### YOUR OBJECTIVE
Every record below is to be retyped exactly.

(Source records)
##############################
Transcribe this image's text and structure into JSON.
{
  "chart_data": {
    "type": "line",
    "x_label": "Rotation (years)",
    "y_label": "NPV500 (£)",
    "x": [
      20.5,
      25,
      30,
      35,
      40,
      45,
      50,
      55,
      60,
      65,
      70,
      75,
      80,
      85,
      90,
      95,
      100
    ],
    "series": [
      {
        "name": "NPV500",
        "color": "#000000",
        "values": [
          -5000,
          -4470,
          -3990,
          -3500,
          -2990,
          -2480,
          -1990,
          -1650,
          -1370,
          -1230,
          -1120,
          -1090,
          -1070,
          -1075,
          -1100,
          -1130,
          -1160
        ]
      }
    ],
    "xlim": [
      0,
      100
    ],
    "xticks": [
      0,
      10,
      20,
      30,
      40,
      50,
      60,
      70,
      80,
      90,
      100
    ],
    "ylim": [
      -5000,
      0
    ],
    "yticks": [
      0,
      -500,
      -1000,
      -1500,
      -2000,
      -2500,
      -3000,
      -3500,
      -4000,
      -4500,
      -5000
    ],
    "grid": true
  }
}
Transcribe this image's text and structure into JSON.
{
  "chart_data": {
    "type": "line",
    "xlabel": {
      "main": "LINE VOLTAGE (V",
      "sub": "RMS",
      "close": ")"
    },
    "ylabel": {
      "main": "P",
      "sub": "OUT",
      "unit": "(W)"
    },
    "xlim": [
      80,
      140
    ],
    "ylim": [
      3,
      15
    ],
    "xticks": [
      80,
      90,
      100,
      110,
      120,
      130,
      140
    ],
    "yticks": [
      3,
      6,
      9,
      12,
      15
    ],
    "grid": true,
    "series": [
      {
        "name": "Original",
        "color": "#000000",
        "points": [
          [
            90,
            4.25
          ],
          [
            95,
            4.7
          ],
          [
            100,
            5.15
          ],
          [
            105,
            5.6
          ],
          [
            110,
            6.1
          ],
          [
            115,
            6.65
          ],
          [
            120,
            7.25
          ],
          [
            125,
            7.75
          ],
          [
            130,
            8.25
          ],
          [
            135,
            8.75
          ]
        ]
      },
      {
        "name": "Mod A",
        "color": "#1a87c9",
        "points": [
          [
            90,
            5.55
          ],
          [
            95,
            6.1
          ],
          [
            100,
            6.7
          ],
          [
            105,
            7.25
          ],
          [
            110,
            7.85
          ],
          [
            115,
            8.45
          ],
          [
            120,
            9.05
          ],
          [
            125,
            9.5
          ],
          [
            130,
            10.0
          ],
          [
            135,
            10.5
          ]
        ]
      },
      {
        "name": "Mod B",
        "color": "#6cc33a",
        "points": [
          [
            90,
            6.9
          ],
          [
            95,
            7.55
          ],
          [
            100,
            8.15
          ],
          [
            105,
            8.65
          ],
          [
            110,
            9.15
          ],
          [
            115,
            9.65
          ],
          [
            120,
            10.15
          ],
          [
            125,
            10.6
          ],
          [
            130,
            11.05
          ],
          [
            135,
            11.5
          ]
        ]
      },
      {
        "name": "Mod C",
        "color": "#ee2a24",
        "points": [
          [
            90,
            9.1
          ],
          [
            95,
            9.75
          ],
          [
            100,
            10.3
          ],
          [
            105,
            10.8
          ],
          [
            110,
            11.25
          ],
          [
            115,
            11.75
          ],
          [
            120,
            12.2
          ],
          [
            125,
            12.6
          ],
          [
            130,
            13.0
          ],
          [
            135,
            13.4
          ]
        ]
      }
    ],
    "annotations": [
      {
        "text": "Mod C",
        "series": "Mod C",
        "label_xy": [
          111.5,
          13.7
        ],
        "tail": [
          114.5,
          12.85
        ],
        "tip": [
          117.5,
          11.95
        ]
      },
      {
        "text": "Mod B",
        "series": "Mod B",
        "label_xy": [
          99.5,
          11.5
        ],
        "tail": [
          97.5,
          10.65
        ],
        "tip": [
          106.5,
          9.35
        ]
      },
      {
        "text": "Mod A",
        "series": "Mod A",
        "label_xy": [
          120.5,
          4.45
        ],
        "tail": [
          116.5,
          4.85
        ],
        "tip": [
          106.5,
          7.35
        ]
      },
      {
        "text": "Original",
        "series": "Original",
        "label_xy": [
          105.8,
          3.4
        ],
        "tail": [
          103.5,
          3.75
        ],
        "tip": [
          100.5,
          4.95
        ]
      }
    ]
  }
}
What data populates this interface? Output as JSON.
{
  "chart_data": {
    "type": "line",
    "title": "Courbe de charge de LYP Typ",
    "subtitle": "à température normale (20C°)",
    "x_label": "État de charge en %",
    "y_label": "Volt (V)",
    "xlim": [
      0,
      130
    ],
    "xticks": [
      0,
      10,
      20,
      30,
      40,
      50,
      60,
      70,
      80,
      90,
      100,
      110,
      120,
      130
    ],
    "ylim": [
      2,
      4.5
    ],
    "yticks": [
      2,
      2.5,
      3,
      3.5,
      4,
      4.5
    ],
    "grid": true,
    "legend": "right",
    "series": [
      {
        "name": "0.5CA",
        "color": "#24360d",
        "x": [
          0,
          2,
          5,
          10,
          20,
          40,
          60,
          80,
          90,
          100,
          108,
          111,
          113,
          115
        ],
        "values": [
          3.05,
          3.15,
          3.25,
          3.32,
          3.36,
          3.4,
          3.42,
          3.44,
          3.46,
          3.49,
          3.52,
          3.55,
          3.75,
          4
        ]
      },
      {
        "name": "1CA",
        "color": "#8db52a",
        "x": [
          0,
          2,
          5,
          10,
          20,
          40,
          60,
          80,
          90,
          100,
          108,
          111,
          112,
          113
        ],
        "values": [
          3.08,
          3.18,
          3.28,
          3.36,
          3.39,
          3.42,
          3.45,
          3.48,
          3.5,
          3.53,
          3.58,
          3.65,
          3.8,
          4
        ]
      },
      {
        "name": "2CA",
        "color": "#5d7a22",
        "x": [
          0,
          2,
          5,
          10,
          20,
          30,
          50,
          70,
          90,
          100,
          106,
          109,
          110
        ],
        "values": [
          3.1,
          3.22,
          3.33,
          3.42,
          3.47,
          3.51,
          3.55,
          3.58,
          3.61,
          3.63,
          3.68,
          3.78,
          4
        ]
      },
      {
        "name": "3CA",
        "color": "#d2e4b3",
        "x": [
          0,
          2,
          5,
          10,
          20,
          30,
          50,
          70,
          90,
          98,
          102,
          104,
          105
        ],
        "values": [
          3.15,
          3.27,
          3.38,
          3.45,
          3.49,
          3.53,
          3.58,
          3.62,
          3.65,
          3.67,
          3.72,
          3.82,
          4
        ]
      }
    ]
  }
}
##############################
### FINISHED ANSWER
Transcribe this image's text and structure into JSON.
{
  "chart_data": {
    "type": "line",
    "x_label": "Rotation (years)",
    "y_label": "NPV500 (£)",
    "x": [
      20.5,
      25,
      30,
      35,
      40,
      45,
      50,
      55,
      60,
      65,
      70,
      75,
      80,
      85,
      90,
      95,
      100
    ],
    "series": [
      {
        "name": "NPV500",
        "color": "#000000",
        "values": [
          -5000,
          -4470,
          -3990,
          -3500,
          -2990,
          -2480,
          -1990,
          -1650,
          -1370,
          -1230,
          -1120,
          -1090,
          -1070,
          -1075,
          -1100,
          -1130,
          -1160
        ]
      }
    ],
    "xlim": [
      0,
      100
    ],
    "xticks": [
      0,
      10,
      20,
      30,
      40,
      50,
      60,
      70,
      80,
      90,
      100
    ],
    "ylim": [
      -5000,
      0
    ],
    "yticks": [
      0,
      -500,
      -1000,
      -1500,
      -2000,
      -2500,
      -3000,
      -3500,
      -4000,
      -4500,
      -5000
    ],
    "grid": true
  }
}
Transcribe this image's text and structure into JSON.
{
  "chart_data": {
    "type": "line",
    "xlabel": {
      "main": "LINE VOLTAGE (V",
      "sub": "RMS",
      "close": ")"
    },
    "ylabel": {
      "main": "P",
      "sub": "OUT",
      "unit": "(W)"
    },
    "xlim": [
      80,
      140
    ],
    "ylim": [
      3,
      15
    ],
    "xticks": [
      80,
      90,
      100,
      110,
      120,
      130,
      140
    ],
    "yticks": [
      3,
      6,
      9,
      12,
      15
    ],
    "grid": true,
    "series": [
      {
        "name": "Original",
        "color": "#000000",
        "points": [
          [
            90,
            4.25
          ],
          [
            95,
            4.7
          ],
          [
            100,
            5.15
          ],
          [
            105,
            5.6
          ],
          [
            110,
            6.1
          ],
          [
            115,
            6.65
          ],
          [
            120,
            7.25
          ],
          [
            125,
            7.75
          ],
          [
            130,
            8.25
          ],
          [
            135,
            8.75
          ]
        ]
      },
      {
        "name": "Mod A",
        "color": "#1a87c9",
        "points": [
          [
            90,
            5.55
          ],
          [
            95,
            6.1
          ],
          [
            100,
            6.7
          ],
          [
            105,
            7.25
          ],
          [
            110,
            7.85
          ],
          [
            115,
            8.45
          ],
          [
            120,
            9.05
          ],
          [
            125,
            9.5
          ],
          [
            130,
            10.0
          ],
          [
            135,
            10.5
          ]
        ]
      },
      {
        "name": "Mod B",
        "color": "#6cc33a",
        "points": [
          [
            90,
            6.9
          ],
          [
            95,
            7.55
          ],
          [
            100,
            8.15
          ],
          [
            105,
            8.65
          ],
          [
            110,
            9.15
          ],
          [
            115,
            9.65
          ],
          [
            120,
            10.15
          ],
          [
            125,
            10.6
          ],
          [
            130,
            11.05
          ],
          [
            135,
            11.5
          ]
        ]
      },
      {
        "name": "Mod C",
        "color": "#ee2a24",
        "points": [
          [
            90,
            9.1
          ],
          [
            95,
            9.75
          ],
          [
            100,
            10.3
          ],
          [
            105,
            10.8
          ],
          [
            110,
            11.25
          ],
          [
            115,
            11.75
          ],
          [
            120,
            12.2
          ],
          [
            125,
            12.6
          ],
          [
            130,
            13.0
          ],
          [
            135,
            13.4
          ]
        ]
      }
    ],
    "annotations": [
      {
        "text": "Mod C",
        "series": "Mod C",
        "label_xy": [
          111.5,
          13.7
        ],
        "tail": [
          114.5,
          12.85
        ],
        "tip": [
          117.5,
          11.95
        ]
      },
      {
        "text": "Mod B",
        "series": "Mod B",
        "label_xy": [
          99.5,
          11.5
        ],
        "tail": [
          97.5,
          10.65
        ],
        "tip": [
          106.5,
          9.35
        ]
      },
      {
        "text": "Mod A",
        "series": "Mod A",
        "label_xy": [
          120.5,
          4.45
        ],
        "tail": [
          116.5,
          4.85
        ],
        "tip": [
          106.5,
          7.35
        ]
      },
      {
        "text": "Original",
        "series": "Original",
        "label_xy": [
          105.8,
          3.4
        ],
        "tail": [
          103.5,
          3.75
        ],
        "tip": [
          100.5,
          4.95
        ]
      }
    ]
  }
}
What data populates this interface? Output as JSON.
{
  "chart_data": {
    "type": "line",
    "title": "Courbe de charge de LYP Typ",
    "subtitle": "à température normale (20C°)",
    "x_label": "État de charge en %",
    "y_label": "Volt (V)",
    "xlim": [
      0,
      130
    ],
    "xticks": [
      0,
      10,
      20,
      30,
      40,
      50,
      60,
      70,
      80,
      90,
      100,
      110,
      120,
      130
    ],
    "ylim": [
      2,
      4.5
    ],
    "yticks": [
      2,
      2.5,
      3,
      3.5,
      4,
      4.5
    ],
    "grid": true,
    "legend": "right",
    "series": [
      {
        "name": "0.5CA",
        "color": "#24360d",
        "x": [
          0,
          2,
          5,
          10,
          20,
          40,
          60,
          80,
          90,
          100,
          108,
          111,
          113,
          115
        ],
        "values": [
          3.05,
          3.15,
          3.25,
          3.32,
          3.36,
          3.4,
          3.42,
          3.44,
          3.46,
          3.49,
          3.52,
          3.55,
          3.75,
          4
        ]
      },
      {
        "name": "1CA",
        "color": "#8db52a",
        "x": [
          0,
          2,
          5,
          10,
          20,
          40,
          60,
          80,
          90,
          100,
          108,
          111,
          112,
          113
        ],
        "values": [
          3.08,
          3.18,
          3.28,
          3.36,
          3.39,
          3.42,
          3.45,
          3.48,
          3.5,
          3.53,
          3.58,
          3.65,
          3.8,
          4
        ]
      },
      {
        "name": "2CA",
        "color": "#5d7a22",
        "x": [
          0,
          2,
          5,
          10,
          20,
          30,
          50,
          70,
          90,
          100,
          106,
          109,
          110
        ],
        "values": [
          3.1,
          3.22,
          3.33,
          3.42,
          3.47,
          3.51,
          3.55,
          3.58,
          3.61,
          3.63,
          3.68,
          3.78,
          4
        ]
      },
      {
        "name": "3CA",
        "color": "#d2e4b3",
        "x": [
          0,
          2,
          5,
          10,
          20,
          30,
          50,
          70,
          90,
          98,
          102,
          104,
          105
        ],
        "values": [
          3.15,
          3.27,
          3.38,
          3.45,
          3.49,
          3.53,
          3.58,
          3.62,
          3.65,
          3.67,
          3.72,
          3.82,
          4
        ]
      }
    ]
  }
}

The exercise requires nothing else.